_Stored dataset items_.
-------------------------

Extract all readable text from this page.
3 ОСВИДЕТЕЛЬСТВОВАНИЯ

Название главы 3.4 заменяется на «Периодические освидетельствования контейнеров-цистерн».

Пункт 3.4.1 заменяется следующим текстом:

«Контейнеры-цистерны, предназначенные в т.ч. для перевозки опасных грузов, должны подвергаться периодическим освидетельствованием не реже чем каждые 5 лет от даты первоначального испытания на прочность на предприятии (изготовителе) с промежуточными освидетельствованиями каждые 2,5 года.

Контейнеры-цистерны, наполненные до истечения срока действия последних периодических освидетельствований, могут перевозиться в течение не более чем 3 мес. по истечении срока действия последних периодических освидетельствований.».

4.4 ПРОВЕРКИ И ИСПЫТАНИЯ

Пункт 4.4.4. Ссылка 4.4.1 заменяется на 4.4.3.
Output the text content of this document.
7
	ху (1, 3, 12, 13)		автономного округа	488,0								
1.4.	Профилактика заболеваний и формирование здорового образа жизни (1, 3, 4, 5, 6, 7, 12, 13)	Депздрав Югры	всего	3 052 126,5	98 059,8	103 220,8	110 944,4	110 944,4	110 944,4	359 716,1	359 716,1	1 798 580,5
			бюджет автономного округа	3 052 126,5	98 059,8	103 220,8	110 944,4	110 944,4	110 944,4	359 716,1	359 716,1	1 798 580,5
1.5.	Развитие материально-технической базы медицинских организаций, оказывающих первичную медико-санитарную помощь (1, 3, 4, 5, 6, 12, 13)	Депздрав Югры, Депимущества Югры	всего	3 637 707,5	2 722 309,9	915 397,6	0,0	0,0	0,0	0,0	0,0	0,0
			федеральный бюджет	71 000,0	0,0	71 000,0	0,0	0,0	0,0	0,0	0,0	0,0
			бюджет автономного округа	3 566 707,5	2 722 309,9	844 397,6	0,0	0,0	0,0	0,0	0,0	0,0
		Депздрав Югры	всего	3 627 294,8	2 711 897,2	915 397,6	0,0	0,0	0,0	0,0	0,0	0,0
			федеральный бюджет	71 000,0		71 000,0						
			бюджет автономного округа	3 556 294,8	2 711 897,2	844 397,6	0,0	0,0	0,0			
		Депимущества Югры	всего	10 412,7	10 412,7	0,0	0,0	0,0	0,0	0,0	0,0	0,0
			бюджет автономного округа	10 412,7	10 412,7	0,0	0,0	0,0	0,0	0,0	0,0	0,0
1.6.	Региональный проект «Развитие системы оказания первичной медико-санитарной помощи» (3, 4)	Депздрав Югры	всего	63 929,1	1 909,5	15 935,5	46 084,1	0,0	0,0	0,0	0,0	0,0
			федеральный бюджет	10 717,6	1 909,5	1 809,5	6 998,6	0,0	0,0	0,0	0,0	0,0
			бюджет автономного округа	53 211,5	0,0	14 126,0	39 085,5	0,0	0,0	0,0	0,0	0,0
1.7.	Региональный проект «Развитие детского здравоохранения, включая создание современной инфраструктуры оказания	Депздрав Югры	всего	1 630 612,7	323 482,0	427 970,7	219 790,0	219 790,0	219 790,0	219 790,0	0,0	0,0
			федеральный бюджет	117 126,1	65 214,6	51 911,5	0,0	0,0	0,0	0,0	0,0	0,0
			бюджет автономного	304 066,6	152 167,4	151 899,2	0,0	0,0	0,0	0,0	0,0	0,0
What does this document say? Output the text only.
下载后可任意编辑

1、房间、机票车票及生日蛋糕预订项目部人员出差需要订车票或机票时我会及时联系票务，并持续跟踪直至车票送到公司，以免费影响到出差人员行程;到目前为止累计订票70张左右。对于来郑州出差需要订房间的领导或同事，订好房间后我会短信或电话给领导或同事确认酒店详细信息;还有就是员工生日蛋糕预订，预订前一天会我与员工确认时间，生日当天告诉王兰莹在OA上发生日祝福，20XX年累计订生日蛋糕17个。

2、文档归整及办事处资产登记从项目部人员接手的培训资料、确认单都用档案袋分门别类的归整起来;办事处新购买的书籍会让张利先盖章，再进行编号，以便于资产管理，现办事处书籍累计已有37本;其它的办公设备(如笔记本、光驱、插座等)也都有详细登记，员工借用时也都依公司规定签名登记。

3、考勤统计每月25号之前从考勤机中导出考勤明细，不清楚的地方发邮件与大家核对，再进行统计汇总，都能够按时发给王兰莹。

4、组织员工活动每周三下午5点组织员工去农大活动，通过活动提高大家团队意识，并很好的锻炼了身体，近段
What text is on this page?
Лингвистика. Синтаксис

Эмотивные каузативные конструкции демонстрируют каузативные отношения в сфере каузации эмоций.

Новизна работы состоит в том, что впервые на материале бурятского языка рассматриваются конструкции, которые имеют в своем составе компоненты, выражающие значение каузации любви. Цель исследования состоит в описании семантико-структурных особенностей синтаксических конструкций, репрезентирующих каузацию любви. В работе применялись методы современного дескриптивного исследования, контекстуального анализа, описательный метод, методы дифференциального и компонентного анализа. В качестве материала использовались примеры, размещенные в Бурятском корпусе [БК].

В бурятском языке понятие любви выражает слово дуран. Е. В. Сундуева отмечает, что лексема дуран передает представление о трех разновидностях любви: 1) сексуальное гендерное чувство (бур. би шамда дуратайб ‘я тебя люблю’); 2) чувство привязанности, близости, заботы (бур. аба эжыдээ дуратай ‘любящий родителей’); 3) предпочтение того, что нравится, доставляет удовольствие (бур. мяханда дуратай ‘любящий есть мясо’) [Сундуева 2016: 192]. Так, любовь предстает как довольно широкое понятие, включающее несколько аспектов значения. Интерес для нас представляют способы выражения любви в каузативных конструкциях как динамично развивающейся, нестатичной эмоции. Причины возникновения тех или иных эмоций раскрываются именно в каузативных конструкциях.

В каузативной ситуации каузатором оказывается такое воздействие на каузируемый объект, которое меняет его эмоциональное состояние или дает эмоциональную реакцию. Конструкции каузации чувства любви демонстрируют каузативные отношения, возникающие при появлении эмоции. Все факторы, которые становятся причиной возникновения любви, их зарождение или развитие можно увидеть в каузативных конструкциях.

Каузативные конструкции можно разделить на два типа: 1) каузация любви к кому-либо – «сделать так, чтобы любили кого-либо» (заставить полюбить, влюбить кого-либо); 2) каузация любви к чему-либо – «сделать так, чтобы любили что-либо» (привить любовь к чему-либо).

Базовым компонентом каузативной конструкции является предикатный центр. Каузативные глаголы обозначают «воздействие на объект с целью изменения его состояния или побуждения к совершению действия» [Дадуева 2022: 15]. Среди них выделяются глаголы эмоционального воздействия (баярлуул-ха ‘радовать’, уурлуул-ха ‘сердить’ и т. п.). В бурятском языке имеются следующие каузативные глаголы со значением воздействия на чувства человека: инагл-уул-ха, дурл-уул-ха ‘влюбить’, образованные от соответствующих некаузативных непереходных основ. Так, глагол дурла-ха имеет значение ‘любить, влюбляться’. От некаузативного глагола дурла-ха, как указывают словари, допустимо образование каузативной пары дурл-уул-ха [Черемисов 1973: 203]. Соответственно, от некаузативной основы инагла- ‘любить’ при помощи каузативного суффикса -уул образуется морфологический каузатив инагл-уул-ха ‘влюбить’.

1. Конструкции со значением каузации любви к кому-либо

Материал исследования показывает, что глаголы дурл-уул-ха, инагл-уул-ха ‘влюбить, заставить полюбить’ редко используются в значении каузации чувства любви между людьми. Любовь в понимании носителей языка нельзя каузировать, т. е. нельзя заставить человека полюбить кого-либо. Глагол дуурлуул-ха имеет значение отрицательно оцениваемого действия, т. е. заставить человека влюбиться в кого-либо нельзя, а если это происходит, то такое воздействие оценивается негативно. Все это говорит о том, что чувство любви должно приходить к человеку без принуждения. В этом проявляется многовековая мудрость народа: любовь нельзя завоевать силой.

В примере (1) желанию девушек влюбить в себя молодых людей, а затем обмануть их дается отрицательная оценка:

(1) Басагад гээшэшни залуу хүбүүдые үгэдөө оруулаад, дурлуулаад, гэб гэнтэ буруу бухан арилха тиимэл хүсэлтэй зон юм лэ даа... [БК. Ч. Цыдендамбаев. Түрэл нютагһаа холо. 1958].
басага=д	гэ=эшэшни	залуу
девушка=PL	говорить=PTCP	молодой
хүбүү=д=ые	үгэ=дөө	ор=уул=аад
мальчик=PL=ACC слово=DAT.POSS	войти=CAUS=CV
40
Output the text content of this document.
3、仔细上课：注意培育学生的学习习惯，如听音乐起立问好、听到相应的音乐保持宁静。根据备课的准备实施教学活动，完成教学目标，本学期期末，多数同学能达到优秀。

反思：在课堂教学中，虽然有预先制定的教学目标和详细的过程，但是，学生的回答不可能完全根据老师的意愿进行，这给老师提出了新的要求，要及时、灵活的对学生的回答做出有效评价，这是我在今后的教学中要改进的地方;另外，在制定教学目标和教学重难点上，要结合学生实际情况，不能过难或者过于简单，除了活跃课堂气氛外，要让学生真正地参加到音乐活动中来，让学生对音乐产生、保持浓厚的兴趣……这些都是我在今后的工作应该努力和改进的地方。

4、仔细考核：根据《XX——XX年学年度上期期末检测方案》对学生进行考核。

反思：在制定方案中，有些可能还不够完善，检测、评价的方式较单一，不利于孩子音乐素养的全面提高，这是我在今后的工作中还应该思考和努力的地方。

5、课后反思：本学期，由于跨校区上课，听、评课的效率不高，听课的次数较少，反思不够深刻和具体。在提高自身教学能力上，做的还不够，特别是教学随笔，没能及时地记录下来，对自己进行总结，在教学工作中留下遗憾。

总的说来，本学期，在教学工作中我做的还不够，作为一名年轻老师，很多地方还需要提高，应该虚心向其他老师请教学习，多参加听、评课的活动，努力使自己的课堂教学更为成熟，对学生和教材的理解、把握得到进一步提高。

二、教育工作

-------------------------

_Exercise directions_. Looking at the data above, show all lines where the word "федеральный" occurs.

_Task result_.
			федеральный бюджет	71 000,0	0,0	71 000,0	0,0	0,0	0,0	0,0	0,0	0,0
			федеральный бюджет	71 000,0		71 000,0						
			федеральный бюджет	10 717,6	1 909,5	1 809,5	6 998,6	0,0	0,0	0,0	0,0	0,0
			федеральный бюджет	117 126,1	65 214,6	51 911,5	0,0	0,0	0,0	0,0	0,0	0,0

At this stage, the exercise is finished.